• Request: Give back all the data exactly, line by line.

[Records about charts and figures]

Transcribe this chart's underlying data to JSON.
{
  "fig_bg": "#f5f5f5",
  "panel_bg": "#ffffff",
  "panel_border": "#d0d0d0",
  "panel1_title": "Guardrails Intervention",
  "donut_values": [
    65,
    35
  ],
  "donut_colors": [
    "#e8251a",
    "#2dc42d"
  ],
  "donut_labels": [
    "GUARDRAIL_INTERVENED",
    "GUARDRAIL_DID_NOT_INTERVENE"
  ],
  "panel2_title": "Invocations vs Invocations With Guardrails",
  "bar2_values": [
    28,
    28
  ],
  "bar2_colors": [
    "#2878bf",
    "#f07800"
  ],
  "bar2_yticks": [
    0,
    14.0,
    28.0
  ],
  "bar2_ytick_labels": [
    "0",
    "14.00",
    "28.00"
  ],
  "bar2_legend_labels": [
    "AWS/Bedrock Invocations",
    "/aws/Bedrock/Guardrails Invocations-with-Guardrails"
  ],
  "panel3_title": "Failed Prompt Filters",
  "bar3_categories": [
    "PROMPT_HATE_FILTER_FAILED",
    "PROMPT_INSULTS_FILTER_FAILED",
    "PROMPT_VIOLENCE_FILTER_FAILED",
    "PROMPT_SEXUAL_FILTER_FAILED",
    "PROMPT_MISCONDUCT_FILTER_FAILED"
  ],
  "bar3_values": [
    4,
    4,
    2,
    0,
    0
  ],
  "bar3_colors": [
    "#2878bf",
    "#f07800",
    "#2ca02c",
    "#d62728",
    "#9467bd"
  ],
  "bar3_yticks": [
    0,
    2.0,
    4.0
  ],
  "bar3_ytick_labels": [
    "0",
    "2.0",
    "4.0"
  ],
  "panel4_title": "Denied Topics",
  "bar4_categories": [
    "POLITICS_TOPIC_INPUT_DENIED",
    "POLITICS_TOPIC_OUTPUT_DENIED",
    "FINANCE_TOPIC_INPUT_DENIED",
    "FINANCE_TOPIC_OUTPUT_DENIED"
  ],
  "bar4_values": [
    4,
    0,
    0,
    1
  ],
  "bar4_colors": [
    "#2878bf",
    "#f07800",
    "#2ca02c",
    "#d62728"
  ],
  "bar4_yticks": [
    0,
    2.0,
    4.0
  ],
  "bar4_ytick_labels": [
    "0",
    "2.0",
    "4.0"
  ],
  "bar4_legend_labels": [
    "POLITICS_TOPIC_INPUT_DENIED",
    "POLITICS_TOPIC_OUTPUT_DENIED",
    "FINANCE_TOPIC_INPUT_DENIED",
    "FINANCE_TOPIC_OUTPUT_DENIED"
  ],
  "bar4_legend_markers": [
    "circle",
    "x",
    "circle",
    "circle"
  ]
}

• Full answer:
Transcribe this chart's underlying data to JSON.
{
  "fig_bg": "#f5f5f5",
  "panel_bg": "#ffffff",
  "panel_border": "#d0d0d0",
  "panel1_title": "Guardrails Intervention",
  "donut_values": [
    65,
    35
  ],
  "donut_colors": [
    "#e8251a",
    "#2dc42d"
  ],
  "donut_labels": [
    "GUARDRAIL_INTERVENED",
    "GUARDRAIL_DID_NOT_INTERVENE"
  ],
  "panel2_title": "Invocations vs Invocations With Guardrails",
  "bar2_values": [
    28,
    28
  ],
  "bar2_colors": [
    "#2878bf",
    "#f07800"
  ],
  "bar2_yticks": [
    0,
    14.0,
    28.0
  ],
  "bar2_ytick_labels": [
    "0",
    "14.00",
    "28.00"
  ],
  "bar2_legend_labels": [
    "AWS/Bedrock Invocations",
    "/aws/Bedrock/Guardrails Invocations-with-Guardrails"
  ],
  "panel3_title": "Failed Prompt Filters",
  "bar3_categories": [
    "PROMPT_HATE_FILTER_FAILED",
    "PROMPT_INSULTS_FILTER_FAILED",
    "PROMPT_VIOLENCE_FILTER_FAILED",
    "PROMPT_SEXUAL_FILTER_FAILED",
    "PROMPT_MISCONDUCT_FILTER_FAILED"
  ],
  "bar3_values": [
    4,
    4,
    2,
    0,
    0
  ],
  "bar3_colors": [
    "#2878bf",
    "#f07800",
    "#2ca02c",
    "#d62728",
    "#9467bd"
  ],
  "bar3_yticks": [
    0,
    2.0,
    4.0
  ],
  "bar3_ytick_labels": [
    "0",
    "2.0",
    "4.0"
  ],
  "panel4_title": "Denied Topics",
  "bar4_categories": [
    "POLITICS_TOPIC_INPUT_DENIED",
    "POLITICS_TOPIC_OUTPUT_DENIED",
    "FINANCE_TOPIC_INPUT_DENIED",
    "FINANCE_TOPIC_OUTPUT_DENIED"
  ],
  "bar4_values": [
    4,
    0,
    0,
    1
  ],
  "bar4_colors": [
    "#2878bf",
    "#f07800",
    "#2ca02c",
    "#d62728"
  ],
  "bar4_yticks": [
    0,
    2.0,
    4.0
  ],
  "bar4_ytick_labels": [
    "0",
    "2.0",
    "4.0"
  ],
  "bar4_legend_labels": [
    "POLITICS_TOPIC_INPUT_DENIED",
    "POLITICS_TOPIC_OUTPUT_DENIED",
    "FINANCE_TOPIC_INPUT_DENIED",
    "FINANCE_TOPIC_OUTPUT_DENIED"
  ],
  "bar4_legend_markers": [
    "circle",
    "x",
    "circle",
    "circle"
  ]
}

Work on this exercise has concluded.